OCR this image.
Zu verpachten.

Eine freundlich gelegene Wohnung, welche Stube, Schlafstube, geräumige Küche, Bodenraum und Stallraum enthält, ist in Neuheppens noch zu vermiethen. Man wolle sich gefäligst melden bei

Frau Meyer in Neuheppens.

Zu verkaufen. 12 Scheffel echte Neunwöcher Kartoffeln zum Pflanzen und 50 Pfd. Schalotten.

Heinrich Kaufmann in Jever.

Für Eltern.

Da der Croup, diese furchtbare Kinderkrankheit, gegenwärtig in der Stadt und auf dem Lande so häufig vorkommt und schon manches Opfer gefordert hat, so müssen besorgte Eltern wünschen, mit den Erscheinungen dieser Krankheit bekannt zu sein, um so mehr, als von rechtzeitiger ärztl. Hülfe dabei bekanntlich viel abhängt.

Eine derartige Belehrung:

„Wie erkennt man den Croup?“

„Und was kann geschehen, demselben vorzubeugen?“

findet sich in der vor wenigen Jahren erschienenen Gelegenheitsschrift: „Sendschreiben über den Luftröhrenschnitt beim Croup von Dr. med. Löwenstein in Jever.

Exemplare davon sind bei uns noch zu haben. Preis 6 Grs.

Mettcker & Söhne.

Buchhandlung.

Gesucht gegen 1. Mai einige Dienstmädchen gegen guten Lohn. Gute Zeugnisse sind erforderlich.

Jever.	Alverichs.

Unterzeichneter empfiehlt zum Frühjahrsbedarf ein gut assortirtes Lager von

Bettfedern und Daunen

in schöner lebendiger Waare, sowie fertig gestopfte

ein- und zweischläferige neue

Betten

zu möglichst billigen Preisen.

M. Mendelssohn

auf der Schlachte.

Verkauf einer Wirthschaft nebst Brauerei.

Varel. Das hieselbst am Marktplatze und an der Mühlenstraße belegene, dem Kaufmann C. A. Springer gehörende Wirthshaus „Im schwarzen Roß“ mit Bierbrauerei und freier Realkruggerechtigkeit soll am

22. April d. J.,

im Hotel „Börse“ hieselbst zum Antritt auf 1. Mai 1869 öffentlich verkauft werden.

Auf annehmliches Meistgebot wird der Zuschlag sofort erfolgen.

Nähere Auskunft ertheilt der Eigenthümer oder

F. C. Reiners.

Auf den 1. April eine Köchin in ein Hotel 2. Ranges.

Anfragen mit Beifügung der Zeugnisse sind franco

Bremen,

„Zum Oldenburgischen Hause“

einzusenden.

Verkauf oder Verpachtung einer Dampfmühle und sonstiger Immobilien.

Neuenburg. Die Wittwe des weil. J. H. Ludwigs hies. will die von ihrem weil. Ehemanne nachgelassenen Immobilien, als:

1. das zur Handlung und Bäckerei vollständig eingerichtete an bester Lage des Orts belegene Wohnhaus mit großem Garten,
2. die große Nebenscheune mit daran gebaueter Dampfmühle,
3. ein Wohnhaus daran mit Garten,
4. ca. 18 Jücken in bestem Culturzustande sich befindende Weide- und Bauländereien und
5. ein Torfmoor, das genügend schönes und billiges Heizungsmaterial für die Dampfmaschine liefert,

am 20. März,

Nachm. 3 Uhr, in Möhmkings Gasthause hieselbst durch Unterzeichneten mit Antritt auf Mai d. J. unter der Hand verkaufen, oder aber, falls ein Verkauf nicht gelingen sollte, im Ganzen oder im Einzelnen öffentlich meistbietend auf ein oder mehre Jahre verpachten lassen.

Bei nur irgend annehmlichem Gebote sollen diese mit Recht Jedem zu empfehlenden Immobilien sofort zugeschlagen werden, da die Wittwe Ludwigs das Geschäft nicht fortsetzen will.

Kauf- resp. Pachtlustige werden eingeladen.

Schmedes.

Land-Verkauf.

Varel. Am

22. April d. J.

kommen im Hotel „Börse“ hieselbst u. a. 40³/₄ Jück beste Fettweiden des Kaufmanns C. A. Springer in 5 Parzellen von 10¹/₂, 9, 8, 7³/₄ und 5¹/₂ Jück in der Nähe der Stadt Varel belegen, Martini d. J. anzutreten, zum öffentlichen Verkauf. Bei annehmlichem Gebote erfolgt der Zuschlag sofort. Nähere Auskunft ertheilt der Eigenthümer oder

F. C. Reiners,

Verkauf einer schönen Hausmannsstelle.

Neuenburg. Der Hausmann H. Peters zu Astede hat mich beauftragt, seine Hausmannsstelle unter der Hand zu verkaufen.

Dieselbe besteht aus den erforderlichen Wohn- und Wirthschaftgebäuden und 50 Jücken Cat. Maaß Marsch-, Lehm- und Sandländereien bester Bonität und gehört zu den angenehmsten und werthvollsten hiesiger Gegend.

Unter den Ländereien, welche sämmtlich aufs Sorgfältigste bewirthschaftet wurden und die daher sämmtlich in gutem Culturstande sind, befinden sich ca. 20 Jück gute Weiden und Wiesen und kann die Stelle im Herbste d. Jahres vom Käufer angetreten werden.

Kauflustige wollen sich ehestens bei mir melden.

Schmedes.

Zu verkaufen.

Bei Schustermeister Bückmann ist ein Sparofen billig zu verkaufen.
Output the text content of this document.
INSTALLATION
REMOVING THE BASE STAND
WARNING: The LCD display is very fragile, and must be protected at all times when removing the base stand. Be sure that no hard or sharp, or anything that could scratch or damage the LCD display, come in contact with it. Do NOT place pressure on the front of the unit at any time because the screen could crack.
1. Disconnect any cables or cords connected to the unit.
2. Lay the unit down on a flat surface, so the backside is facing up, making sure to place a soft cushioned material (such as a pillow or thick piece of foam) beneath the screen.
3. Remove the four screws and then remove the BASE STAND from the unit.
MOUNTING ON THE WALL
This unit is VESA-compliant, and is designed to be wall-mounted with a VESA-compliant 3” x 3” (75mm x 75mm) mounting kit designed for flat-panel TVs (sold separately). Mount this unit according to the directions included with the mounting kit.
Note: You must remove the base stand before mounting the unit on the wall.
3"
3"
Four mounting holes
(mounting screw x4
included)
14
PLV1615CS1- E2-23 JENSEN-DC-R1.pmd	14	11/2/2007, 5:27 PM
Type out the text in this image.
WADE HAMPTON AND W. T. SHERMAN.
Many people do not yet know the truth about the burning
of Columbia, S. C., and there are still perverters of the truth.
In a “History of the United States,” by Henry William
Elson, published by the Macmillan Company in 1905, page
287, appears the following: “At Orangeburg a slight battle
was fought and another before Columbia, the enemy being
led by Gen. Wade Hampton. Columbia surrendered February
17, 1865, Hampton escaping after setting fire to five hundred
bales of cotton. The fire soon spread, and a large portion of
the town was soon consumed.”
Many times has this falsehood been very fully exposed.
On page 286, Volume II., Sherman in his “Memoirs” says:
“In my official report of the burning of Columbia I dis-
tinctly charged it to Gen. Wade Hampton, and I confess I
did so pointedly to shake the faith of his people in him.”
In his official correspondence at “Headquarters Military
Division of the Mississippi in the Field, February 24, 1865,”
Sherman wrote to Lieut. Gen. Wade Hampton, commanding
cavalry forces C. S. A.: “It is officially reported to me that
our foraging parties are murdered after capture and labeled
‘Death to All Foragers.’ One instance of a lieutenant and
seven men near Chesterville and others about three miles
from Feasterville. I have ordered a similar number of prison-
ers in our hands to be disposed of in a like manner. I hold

_Goal of the exercise_: Report only a number: how many lines in the material above contain the string "Zeugnisse".

_Result below_: 2